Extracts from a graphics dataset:
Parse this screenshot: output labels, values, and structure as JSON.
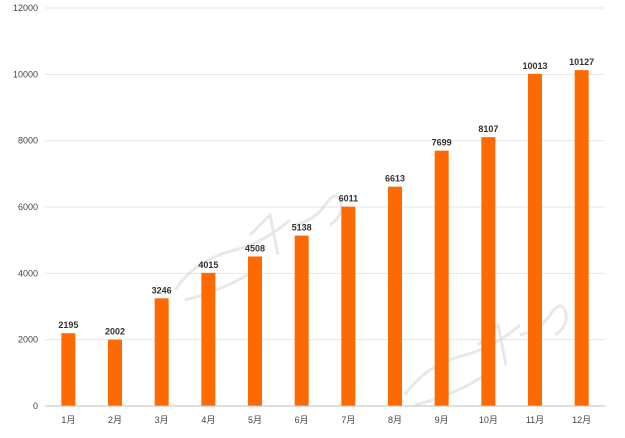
{
  "colors": {
    "bar": "#ff6a00"
  },
  "chart_data": {
    "type": "bar",
    "title": "",
    "xlabel": "",
    "ylabel": "",
    "categories": [
      "1月",
      "2月",
      "3月",
      "4月",
      "5月",
      "6月",
      "7月",
      "8月",
      "9月",
      "10月",
      "11月",
      "12月"
    ],
    "values": [
      2195,
      2002,
      3246,
      4015,
      4508,
      5138,
      6011,
      6613,
      7699,
      8107,
      10013,
      10127
    ],
    "ylim": [
      0,
      12000
    ],
    "yticks": [
      0,
      2000,
      4000,
      6000,
      8000,
      10000,
      12000
    ],
    "grid": true,
    "legend": "none",
    "data_labels": true
  }
}
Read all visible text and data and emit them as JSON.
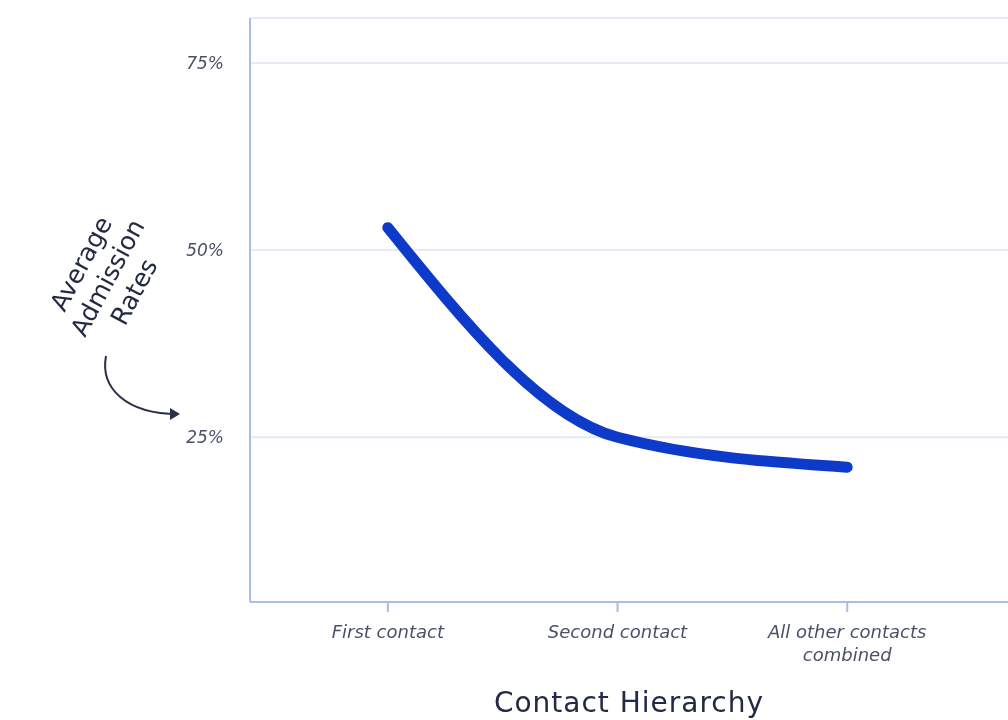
{
  "chart_data": {
    "type": "line",
    "xlabel": "Contact Hierarchy",
    "ylabel": "Average Admission Rates",
    "categories": [
      "First contact",
      "Second contact",
      "All other contacts combined"
    ],
    "series": [
      {
        "color": "#0d3ac8",
        "values": [
          53,
          25,
          21
        ]
      }
    ],
    "ylim": [
      3,
      81
    ],
    "yticks": [
      {
        "value": 25,
        "label": "25%"
      },
      {
        "value": 50,
        "label": "50%"
      },
      {
        "value": 75,
        "label": "75%"
      }
    ],
    "grid": "y",
    "marker": "none",
    "line_style": "solid"
  }
}
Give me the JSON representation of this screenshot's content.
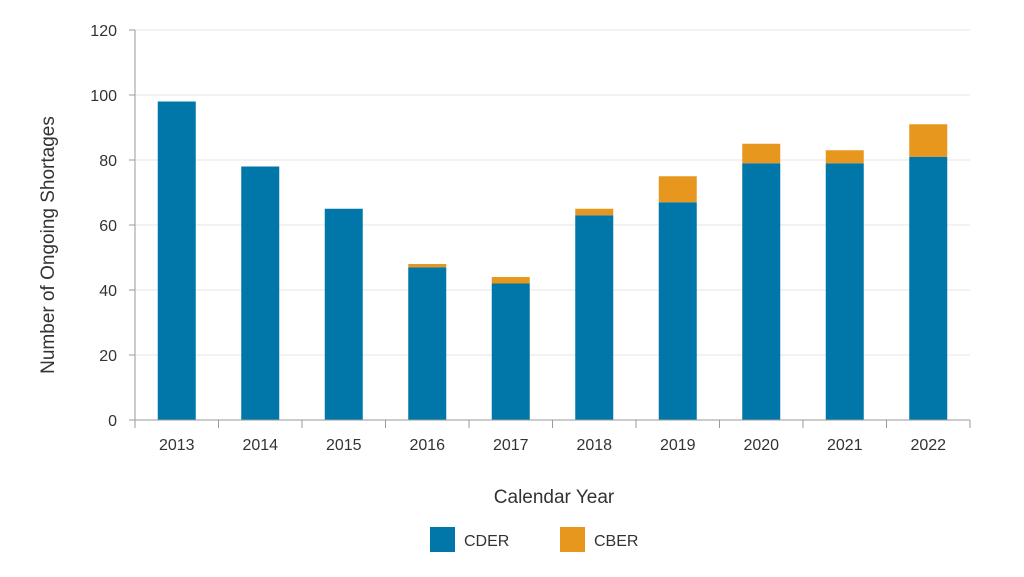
{
  "chart_data": {
    "type": "bar",
    "stacked": true,
    "categories": [
      "2013",
      "2014",
      "2015",
      "2016",
      "2017",
      "2018",
      "2019",
      "2020",
      "2021",
      "2022"
    ],
    "series": [
      {
        "name": "CDER",
        "color": "#0077a8",
        "values": [
          98,
          78,
          65,
          47,
          42,
          63,
          67,
          79,
          79,
          81
        ]
      },
      {
        "name": "CBER",
        "color": "#e8971e",
        "values": [
          0,
          0,
          0,
          1,
          2,
          2,
          8,
          6,
          4,
          10
        ]
      }
    ],
    "xlabel": "Calendar Year",
    "ylabel": "Number of Ongoing Shortages",
    "ylim": [
      0,
      120
    ],
    "yticks": [
      0,
      20,
      40,
      60,
      80,
      100,
      120
    ],
    "grid": true,
    "legend_position": "bottom"
  }
}
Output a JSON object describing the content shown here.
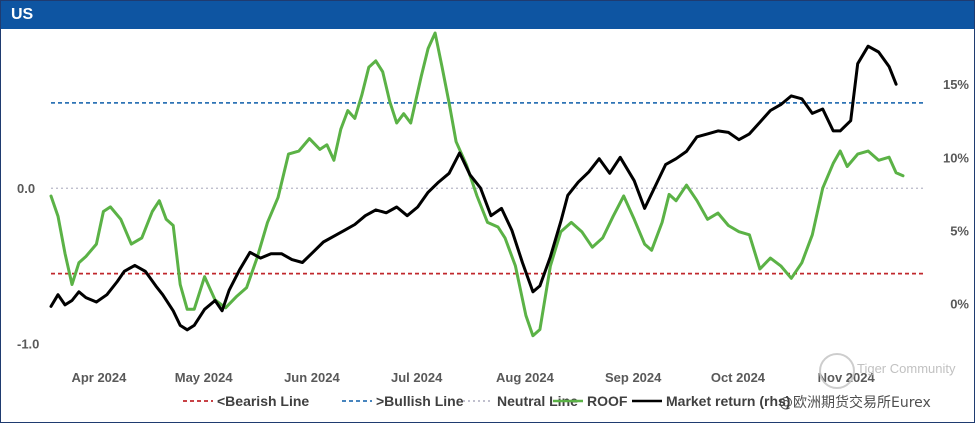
{
  "header": {
    "title": "US"
  },
  "watermark": {
    "line1": "Tiger Community",
    "line2": "@欧洲期货交易所Eurex"
  },
  "colors": {
    "header": "#0e55a2",
    "roof": "#5bb246",
    "market": "#000000",
    "bearish": "#c0282d",
    "bullish": "#2e74b5",
    "neutral": "#b7b7c7"
  },
  "chart_data": {
    "type": "line",
    "title": "US",
    "x_range": [
      "2024-03-20",
      "2024-11-25"
    ],
    "left_axis": {
      "ticks": [
        {
          "value": 0.0,
          "label": "0.0"
        },
        {
          "value": -1.0,
          "label": "-1.0"
        }
      ],
      "range": [
        -1.1,
        1.0
      ]
    },
    "right_axis": {
      "ticks": [
        {
          "value": 15,
          "label": "15%"
        },
        {
          "value": 10,
          "label": "10%"
        },
        {
          "value": 5,
          "label": "5%"
        },
        {
          "value": 0,
          "label": "0%"
        }
      ],
      "range": [
        -3.8,
        18.5
      ]
    },
    "x_ticks": [
      {
        "date": "2024-04-01",
        "label": "Apr 2024"
      },
      {
        "date": "2024-05-01",
        "label": "May 2024"
      },
      {
        "date": "2024-06-01",
        "label": "Jun 2024"
      },
      {
        "date": "2024-07-01",
        "label": "Jul 2024"
      },
      {
        "date": "2024-08-01",
        "label": "Aug 2024"
      },
      {
        "date": "2024-09-01",
        "label": "Sep 2024"
      },
      {
        "date": "2024-10-01",
        "label": "Oct 2024"
      },
      {
        "date": "2024-11-01",
        "label": "Nov 2024"
      }
    ],
    "reference_lines": [
      {
        "name": "<Bearish Line",
        "value": -0.55,
        "axis": "left",
        "style": "dashed",
        "color": "#c0282d"
      },
      {
        "name": ">Bullish Line",
        "value": 0.55,
        "axis": "left",
        "style": "dashed",
        "color": "#2e74b5"
      },
      {
        "name": "Neutral Line",
        "value": 0.0,
        "axis": "left",
        "style": "dotted",
        "color": "#b7b7c7"
      }
    ],
    "series": [
      {
        "name": "ROOF",
        "axis": "left",
        "color": "#5bb246",
        "points": [
          [
            "2024-03-20",
            -0.05
          ],
          [
            "2024-03-22",
            -0.18
          ],
          [
            "2024-03-24",
            -0.42
          ],
          [
            "2024-03-26",
            -0.62
          ],
          [
            "2024-03-28",
            -0.48
          ],
          [
            "2024-03-30",
            -0.44
          ],
          [
            "2024-04-02",
            -0.36
          ],
          [
            "2024-04-04",
            -0.15
          ],
          [
            "2024-04-06",
            -0.12
          ],
          [
            "2024-04-09",
            -0.2
          ],
          [
            "2024-04-12",
            -0.36
          ],
          [
            "2024-04-15",
            -0.32
          ],
          [
            "2024-04-18",
            -0.15
          ],
          [
            "2024-04-20",
            -0.08
          ],
          [
            "2024-04-22",
            -0.2
          ],
          [
            "2024-04-24",
            -0.24
          ],
          [
            "2024-04-26",
            -0.62
          ],
          [
            "2024-04-28",
            -0.78
          ],
          [
            "2024-04-30",
            -0.78
          ],
          [
            "2024-05-03",
            -0.57
          ],
          [
            "2024-05-06",
            -0.72
          ],
          [
            "2024-05-09",
            -0.77
          ],
          [
            "2024-05-12",
            -0.7
          ],
          [
            "2024-05-15",
            -0.64
          ],
          [
            "2024-05-18",
            -0.45
          ],
          [
            "2024-05-21",
            -0.22
          ],
          [
            "2024-05-24",
            -0.06
          ],
          [
            "2024-05-27",
            0.22
          ],
          [
            "2024-05-30",
            0.24
          ],
          [
            "2024-06-02",
            0.32
          ],
          [
            "2024-06-05",
            0.25
          ],
          [
            "2024-06-07",
            0.28
          ],
          [
            "2024-06-09",
            0.18
          ],
          [
            "2024-06-11",
            0.38
          ],
          [
            "2024-06-13",
            0.5
          ],
          [
            "2024-06-15",
            0.45
          ],
          [
            "2024-06-17",
            0.6
          ],
          [
            "2024-06-19",
            0.78
          ],
          [
            "2024-06-21",
            0.82
          ],
          [
            "2024-06-23",
            0.75
          ],
          [
            "2024-06-25",
            0.56
          ],
          [
            "2024-06-27",
            0.42
          ],
          [
            "2024-06-29",
            0.48
          ],
          [
            "2024-07-01",
            0.42
          ],
          [
            "2024-07-04",
            0.72
          ],
          [
            "2024-07-06",
            0.9
          ],
          [
            "2024-07-08",
            1.0
          ],
          [
            "2024-07-10",
            0.78
          ],
          [
            "2024-07-12",
            0.55
          ],
          [
            "2024-07-14",
            0.3
          ],
          [
            "2024-07-17",
            0.15
          ],
          [
            "2024-07-20",
            -0.05
          ],
          [
            "2024-07-23",
            -0.22
          ],
          [
            "2024-07-26",
            -0.25
          ],
          [
            "2024-07-28",
            -0.32
          ],
          [
            "2024-07-31",
            -0.5
          ],
          [
            "2024-08-03",
            -0.82
          ],
          [
            "2024-08-05",
            -0.95
          ],
          [
            "2024-08-07",
            -0.91
          ],
          [
            "2024-08-10",
            -0.5
          ],
          [
            "2024-08-13",
            -0.28
          ],
          [
            "2024-08-16",
            -0.22
          ],
          [
            "2024-08-19",
            -0.28
          ],
          [
            "2024-08-22",
            -0.38
          ],
          [
            "2024-08-25",
            -0.32
          ],
          [
            "2024-08-28",
            -0.18
          ],
          [
            "2024-08-31",
            -0.05
          ],
          [
            "2024-09-03",
            -0.2
          ],
          [
            "2024-09-06",
            -0.36
          ],
          [
            "2024-09-08",
            -0.4
          ],
          [
            "2024-09-11",
            -0.22
          ],
          [
            "2024-09-13",
            -0.04
          ],
          [
            "2024-09-15",
            -0.08
          ],
          [
            "2024-09-18",
            0.02
          ],
          [
            "2024-09-21",
            -0.08
          ],
          [
            "2024-09-24",
            -0.2
          ],
          [
            "2024-09-27",
            -0.16
          ],
          [
            "2024-09-30",
            -0.24
          ],
          [
            "2024-10-03",
            -0.28
          ],
          [
            "2024-10-06",
            -0.3
          ],
          [
            "2024-10-09",
            -0.52
          ],
          [
            "2024-10-12",
            -0.45
          ],
          [
            "2024-10-15",
            -0.5
          ],
          [
            "2024-10-18",
            -0.58
          ],
          [
            "2024-10-21",
            -0.48
          ],
          [
            "2024-10-24",
            -0.3
          ],
          [
            "2024-10-27",
            0.0
          ],
          [
            "2024-10-30",
            0.16
          ],
          [
            "2024-11-01",
            0.24
          ],
          [
            "2024-11-03",
            0.14
          ],
          [
            "2024-11-06",
            0.22
          ],
          [
            "2024-11-09",
            0.24
          ],
          [
            "2024-11-12",
            0.18
          ],
          [
            "2024-11-15",
            0.2
          ],
          [
            "2024-11-17",
            0.1
          ],
          [
            "2024-11-19",
            0.08
          ]
        ]
      },
      {
        "name": "Market return (rhs)",
        "axis": "right",
        "color": "#000000",
        "points": [
          [
            "2024-03-20",
            -0.2
          ],
          [
            "2024-03-22",
            0.6
          ],
          [
            "2024-03-24",
            -0.1
          ],
          [
            "2024-03-26",
            0.2
          ],
          [
            "2024-03-28",
            0.8
          ],
          [
            "2024-03-30",
            0.4
          ],
          [
            "2024-04-02",
            0.1
          ],
          [
            "2024-04-05",
            0.6
          ],
          [
            "2024-04-08",
            1.5
          ],
          [
            "2024-04-10",
            2.2
          ],
          [
            "2024-04-13",
            2.6
          ],
          [
            "2024-04-16",
            2.2
          ],
          [
            "2024-04-19",
            1.2
          ],
          [
            "2024-04-21",
            0.6
          ],
          [
            "2024-04-24",
            -0.5
          ],
          [
            "2024-04-26",
            -1.5
          ],
          [
            "2024-04-28",
            -1.8
          ],
          [
            "2024-04-30",
            -1.5
          ],
          [
            "2024-05-03",
            -0.4
          ],
          [
            "2024-05-06",
            0.2
          ],
          [
            "2024-05-08",
            -0.5
          ],
          [
            "2024-05-10",
            0.9
          ],
          [
            "2024-05-13",
            2.3
          ],
          [
            "2024-05-16",
            3.5
          ],
          [
            "2024-05-19",
            3.1
          ],
          [
            "2024-05-22",
            3.4
          ],
          [
            "2024-05-25",
            3.4
          ],
          [
            "2024-05-28",
            3.0
          ],
          [
            "2024-05-31",
            2.8
          ],
          [
            "2024-06-03",
            3.5
          ],
          [
            "2024-06-06",
            4.2
          ],
          [
            "2024-06-09",
            4.6
          ],
          [
            "2024-06-12",
            5.0
          ],
          [
            "2024-06-15",
            5.4
          ],
          [
            "2024-06-18",
            6.0
          ],
          [
            "2024-06-21",
            6.4
          ],
          [
            "2024-06-24",
            6.2
          ],
          [
            "2024-06-27",
            6.6
          ],
          [
            "2024-06-30",
            6.0
          ],
          [
            "2024-07-03",
            6.6
          ],
          [
            "2024-07-06",
            7.6
          ],
          [
            "2024-07-09",
            8.3
          ],
          [
            "2024-07-12",
            8.9
          ],
          [
            "2024-07-15",
            10.3
          ],
          [
            "2024-07-18",
            8.8
          ],
          [
            "2024-07-21",
            7.9
          ],
          [
            "2024-07-24",
            6.0
          ],
          [
            "2024-07-27",
            6.5
          ],
          [
            "2024-07-30",
            5.0
          ],
          [
            "2024-08-02",
            2.8
          ],
          [
            "2024-08-05",
            0.8
          ],
          [
            "2024-08-07",
            1.2
          ],
          [
            "2024-08-10",
            3.2
          ],
          [
            "2024-08-13",
            5.6
          ],
          [
            "2024-08-15",
            7.4
          ],
          [
            "2024-08-18",
            8.3
          ],
          [
            "2024-08-21",
            9.0
          ],
          [
            "2024-08-24",
            9.9
          ],
          [
            "2024-08-27",
            8.9
          ],
          [
            "2024-08-30",
            10.0
          ],
          [
            "2024-09-03",
            8.4
          ],
          [
            "2024-09-06",
            6.5
          ],
          [
            "2024-09-09",
            8.0
          ],
          [
            "2024-09-12",
            9.5
          ],
          [
            "2024-09-15",
            9.9
          ],
          [
            "2024-09-18",
            10.4
          ],
          [
            "2024-09-21",
            11.4
          ],
          [
            "2024-09-24",
            11.6
          ],
          [
            "2024-09-27",
            11.8
          ],
          [
            "2024-09-30",
            11.7
          ],
          [
            "2024-10-03",
            11.2
          ],
          [
            "2024-10-06",
            11.6
          ],
          [
            "2024-10-09",
            12.4
          ],
          [
            "2024-10-12",
            13.2
          ],
          [
            "2024-10-15",
            13.6
          ],
          [
            "2024-10-18",
            14.2
          ],
          [
            "2024-10-21",
            14.0
          ],
          [
            "2024-10-24",
            13.0
          ],
          [
            "2024-10-27",
            13.3
          ],
          [
            "2024-10-30",
            11.8
          ],
          [
            "2024-11-01",
            11.8
          ],
          [
            "2024-11-04",
            12.5
          ],
          [
            "2024-11-06",
            16.4
          ],
          [
            "2024-11-09",
            17.6
          ],
          [
            "2024-11-12",
            17.2
          ],
          [
            "2024-11-15",
            16.2
          ],
          [
            "2024-11-17",
            15.0
          ]
        ]
      }
    ],
    "legend": {
      "placement": "bottom",
      "entries": [
        {
          "label": "<Bearish Line",
          "color": "#c0282d",
          "style": "dashed"
        },
        {
          "label": ">Bullish Line",
          "color": "#2e74b5",
          "style": "dashed"
        },
        {
          "label": "Neutral Line",
          "color": "#b7b7c7",
          "style": "dotted"
        },
        {
          "label": "ROOF",
          "color": "#5bb246",
          "style": "solid"
        },
        {
          "label": "Market return (rhs)",
          "color": "#000000",
          "style": "solid"
        }
      ]
    }
  }
}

--- Request ---
Filter the listing above by the word "screenshot"; copy each line that passes.

--- The result ---
Parse this screenshot: output labels, values, and structure as JSON.
Give me the JSON representation of this screenshot's content.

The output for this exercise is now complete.